**Exercise goal:**
Could you swap "price-point" for "marker" in the rows from the line with "What elements are" to the line with "bar [184, 216, 191, 247]", changing nothing else and leaving the pictures out of your answer?

**Recorded information:**
** Begin **
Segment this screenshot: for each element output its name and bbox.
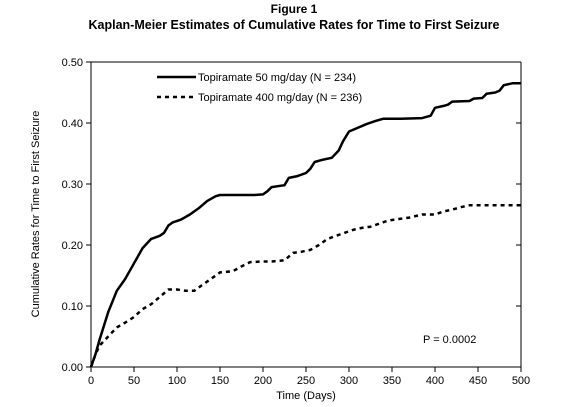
** End **
** Begin **
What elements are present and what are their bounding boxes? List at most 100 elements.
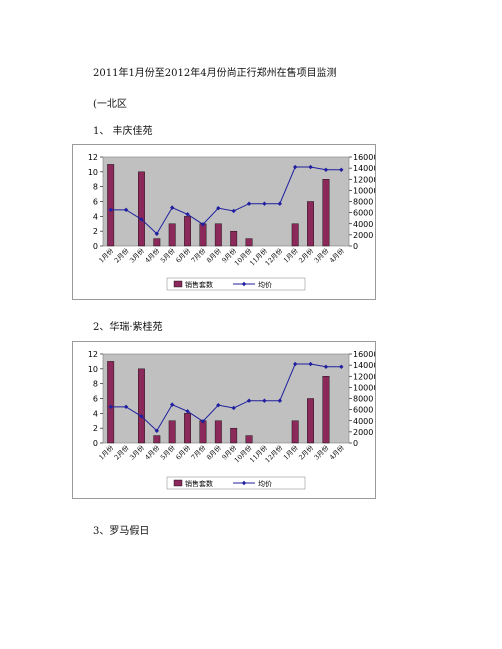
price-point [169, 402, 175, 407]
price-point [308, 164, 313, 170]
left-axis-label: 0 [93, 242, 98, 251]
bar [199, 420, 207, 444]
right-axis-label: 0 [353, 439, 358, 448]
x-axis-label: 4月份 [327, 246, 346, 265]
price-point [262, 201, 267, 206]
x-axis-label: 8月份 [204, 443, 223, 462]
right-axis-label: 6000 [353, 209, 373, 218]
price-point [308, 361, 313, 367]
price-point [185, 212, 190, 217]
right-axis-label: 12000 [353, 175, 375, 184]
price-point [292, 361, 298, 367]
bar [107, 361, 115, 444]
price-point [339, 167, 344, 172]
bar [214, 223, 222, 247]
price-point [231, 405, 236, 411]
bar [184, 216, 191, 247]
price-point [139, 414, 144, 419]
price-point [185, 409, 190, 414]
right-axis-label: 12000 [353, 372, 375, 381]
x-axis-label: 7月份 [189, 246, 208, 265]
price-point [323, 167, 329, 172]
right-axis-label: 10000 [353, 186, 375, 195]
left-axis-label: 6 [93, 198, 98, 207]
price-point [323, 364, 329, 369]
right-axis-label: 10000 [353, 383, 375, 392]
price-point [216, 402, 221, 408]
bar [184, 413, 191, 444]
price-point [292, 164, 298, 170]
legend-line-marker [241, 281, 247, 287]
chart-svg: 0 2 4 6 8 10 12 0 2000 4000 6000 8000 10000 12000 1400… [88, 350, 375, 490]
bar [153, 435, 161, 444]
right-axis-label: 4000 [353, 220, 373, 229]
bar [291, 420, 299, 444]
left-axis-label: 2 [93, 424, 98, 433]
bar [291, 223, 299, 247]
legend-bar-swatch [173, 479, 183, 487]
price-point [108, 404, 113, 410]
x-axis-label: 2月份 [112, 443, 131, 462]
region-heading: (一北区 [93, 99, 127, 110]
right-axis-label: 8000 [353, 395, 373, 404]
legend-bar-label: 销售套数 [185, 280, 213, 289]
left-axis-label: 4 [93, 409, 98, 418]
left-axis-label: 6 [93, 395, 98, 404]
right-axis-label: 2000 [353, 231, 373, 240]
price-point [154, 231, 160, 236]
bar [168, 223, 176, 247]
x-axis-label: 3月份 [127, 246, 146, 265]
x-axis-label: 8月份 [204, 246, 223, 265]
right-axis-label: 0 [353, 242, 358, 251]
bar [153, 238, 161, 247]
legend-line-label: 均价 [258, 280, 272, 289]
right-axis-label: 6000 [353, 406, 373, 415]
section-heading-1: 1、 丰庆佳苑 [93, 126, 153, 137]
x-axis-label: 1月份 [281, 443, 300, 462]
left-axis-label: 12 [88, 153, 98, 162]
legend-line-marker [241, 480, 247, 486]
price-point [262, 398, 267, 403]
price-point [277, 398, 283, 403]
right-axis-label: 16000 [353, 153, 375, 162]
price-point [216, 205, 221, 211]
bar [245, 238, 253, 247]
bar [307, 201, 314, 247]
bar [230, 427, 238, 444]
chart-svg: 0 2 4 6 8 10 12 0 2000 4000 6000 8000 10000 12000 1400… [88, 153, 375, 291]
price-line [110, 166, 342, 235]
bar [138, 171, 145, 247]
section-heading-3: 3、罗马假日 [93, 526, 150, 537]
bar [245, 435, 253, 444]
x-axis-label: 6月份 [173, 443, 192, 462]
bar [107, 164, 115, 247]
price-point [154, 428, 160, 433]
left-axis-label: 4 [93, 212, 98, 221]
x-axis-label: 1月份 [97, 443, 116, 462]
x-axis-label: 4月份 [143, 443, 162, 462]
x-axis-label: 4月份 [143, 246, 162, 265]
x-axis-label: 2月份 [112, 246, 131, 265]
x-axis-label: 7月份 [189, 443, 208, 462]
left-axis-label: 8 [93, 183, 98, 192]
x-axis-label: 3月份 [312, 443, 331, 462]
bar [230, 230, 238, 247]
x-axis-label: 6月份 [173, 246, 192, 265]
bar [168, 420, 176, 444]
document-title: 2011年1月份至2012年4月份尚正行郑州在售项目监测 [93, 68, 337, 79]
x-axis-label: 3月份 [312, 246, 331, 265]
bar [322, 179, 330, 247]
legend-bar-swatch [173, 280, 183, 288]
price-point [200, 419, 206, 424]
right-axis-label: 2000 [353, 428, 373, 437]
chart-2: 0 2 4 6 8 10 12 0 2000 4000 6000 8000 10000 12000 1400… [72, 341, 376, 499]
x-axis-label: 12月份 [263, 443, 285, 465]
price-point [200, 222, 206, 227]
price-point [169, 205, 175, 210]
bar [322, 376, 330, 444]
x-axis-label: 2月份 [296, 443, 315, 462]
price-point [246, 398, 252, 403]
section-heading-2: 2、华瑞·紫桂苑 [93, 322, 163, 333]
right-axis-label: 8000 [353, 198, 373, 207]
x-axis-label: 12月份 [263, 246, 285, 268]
** End **
**Reply:**
What elements are present and what are their bounding boxes? List at most 100 elements.
marker [169, 402, 175, 407]
marker [308, 164, 313, 170]
left-axis-label: 0 [93, 242, 98, 251]
bar [199, 420, 207, 444]
right-axis-label: 0 [353, 439, 358, 448]
x-axis-label: 4月份 [327, 246, 346, 265]
marker [262, 201, 267, 206]
x-axis-label: 8月份 [204, 443, 223, 462]
right-axis-label: 6000 [353, 209, 373, 218]
marker [308, 361, 313, 367]
marker [185, 212, 190, 217]
right-axis-label: 12000 [353, 175, 375, 184]
marker [292, 361, 298, 367]
bar [107, 361, 115, 444]
marker [339, 167, 344, 172]
bar [214, 223, 222, 247]
marker [231, 405, 236, 411]
bar [184, 216, 191, 247]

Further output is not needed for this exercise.